GOAL> Images do not belong in the copy. Retype all the entries below exactly.

DATA PROVIDED>
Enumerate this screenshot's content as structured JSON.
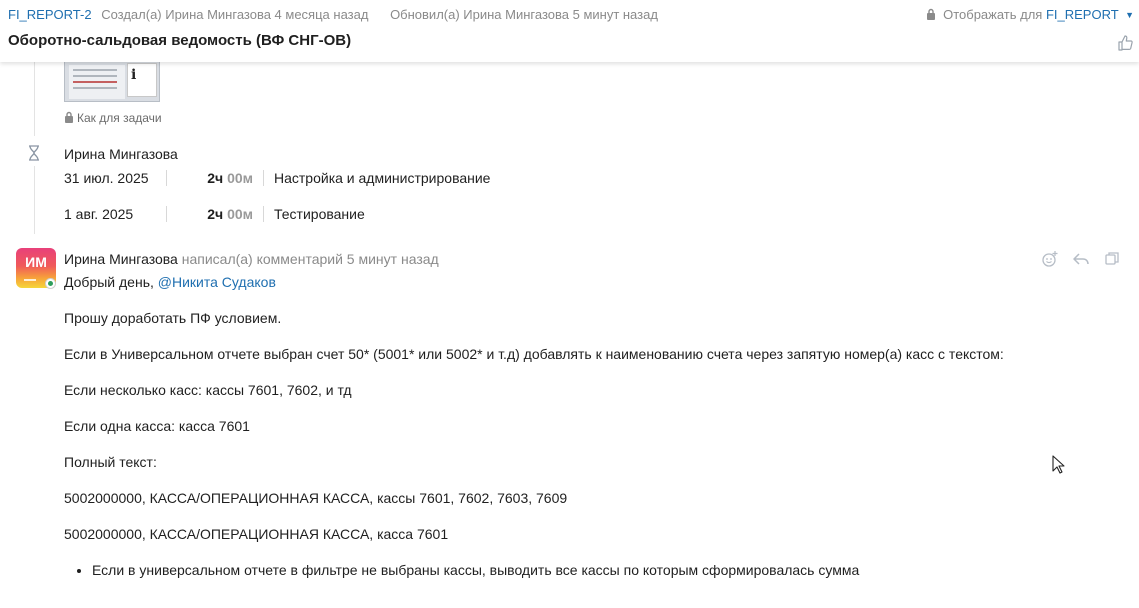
{
  "header": {
    "issue_key": "FI_REPORT-2",
    "created_text": "Создал(а) Ирина Мингазова 4 месяца назад",
    "updated_text": "Обновил(а) Ирина Мингазова 5 минут назад",
    "visibility_label": "Отображать для",
    "visibility_project": "FI_REPORT",
    "title": "Оборотно-сальдовая ведомость (ВФ СНГ-ОВ)"
  },
  "attachment": {
    "visibility_note": "Как для задачи"
  },
  "worklog": {
    "author": "Ирина Мингазова",
    "entries": [
      {
        "date": "31 июл. 2025",
        "hours": "2ч",
        "minutes": "00м",
        "activity": "Настройка и администрирование"
      },
      {
        "date": "1 авг. 2025",
        "hours": "2ч",
        "minutes": "00м",
        "activity": "Тестирование"
      }
    ]
  },
  "comment": {
    "avatar_initials": "ИМ",
    "author": "Ирина Мингазова",
    "action_text": "написал(а) комментарий 5 минут назад",
    "greeting": "Добрый день,",
    "mention": "@Никита Судаков",
    "paragraphs": [
      "Прошу доработать ПФ условием.",
      "Если в Универсальном отчете выбран счет 50* (5001* или 5002* и т.д) добавлять к наименованию счета через запятую номер(а) касс с текстом:",
      "Если несколько касс: кассы 7601, 7602, и тд",
      "Если одна касса: касса 7601",
      "Полный текст:",
      "5002000000, КАССА/ОПЕРАЦИОННАЯ КАССА, кассы 7601, 7602, 7603, 7609",
      "5002000000, КАССА/ОПЕРАЦИОННАЯ КАССА, касса 7601"
    ],
    "bullets": [
      "Если в универсальном отчете в фильтре не выбраны кассы, выводить все кассы по которым сформировалась сумма"
    ]
  },
  "colors": {
    "link": "#1f6fb0",
    "muted": "#8a8a8a",
    "avatar_gradient": [
      "#e8407a",
      "#f7a23a",
      "#f6d63a"
    ]
  },
  "icons": [
    "lock-icon",
    "like-icon",
    "hourglass-icon",
    "emoji-reaction-icon",
    "reply-icon",
    "copy-icon",
    "mouse-cursor-icon"
  ]
}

PROBLEM SOLUTION>
Enumerate this screenshot's content as structured JSON.
{
  "header": {
    "issue_key": "FI_REPORT-2",
    "created_text": "Создал(а) Ирина Мингазова 4 месяца назад",
    "updated_text": "Обновил(а) Ирина Мингазова 5 минут назад",
    "visibility_label": "Отображать для",
    "visibility_project": "FI_REPORT",
    "title": "Оборотно-сальдовая ведомость (ВФ СНГ-ОВ)"
  },
  "attachment": {
    "visibility_note": "Как для задачи"
  },
  "worklog": {
    "author": "Ирина Мингазова",
    "entries": [
      {
        "date": "31 июл. 2025",
        "hours": "2ч",
        "minutes": "00м",
        "activity": "Настройка и администрирование"
      },
      {
        "date": "1 авг. 2025",
        "hours": "2ч",
        "minutes": "00м",
        "activity": "Тестирование"
      }
    ]
  },
  "comment": {
    "avatar_initials": "ИМ",
    "author": "Ирина Мингазова",
    "action_text": "написал(а) комментарий 5 минут назад",
    "greeting": "Добрый день,",
    "mention": "@Никита Судаков",
    "paragraphs": [
      "Прошу доработать ПФ условием.",
      "Если в Универсальном отчете выбран счет 50* (5001* или 5002* и т.д) добавлять к наименованию счета через запятую номер(а) касс с текстом:",
      "Если несколько касс: кассы 7601, 7602, и тд",
      "Если одна касса: касса 7601",
      "Полный текст:",
      "5002000000, КАССА/ОПЕРАЦИОННАЯ КАССА, кассы 7601, 7602, 7603, 7609",
      "5002000000, КАССА/ОПЕРАЦИОННАЯ КАССА, касса 7601"
    ],
    "bullets": [
      "Если в универсальном отчете в фильтре не выбраны кассы, выводить все кассы по которым сформировалась сумма"
    ]
  },
  "colors": {
    "link": "#1f6fb0",
    "muted": "#8a8a8a",
    "avatar_gradient": [
      "#e8407a",
      "#f7a23a",
      "#f6d63a"
    ]
  },
  "icons": [
    "lock-icon",
    "like-icon",
    "hourglass-icon",
    "emoji-reaction-icon",
    "reply-icon",
    "copy-icon",
    "mouse-cursor-icon"
  ]
}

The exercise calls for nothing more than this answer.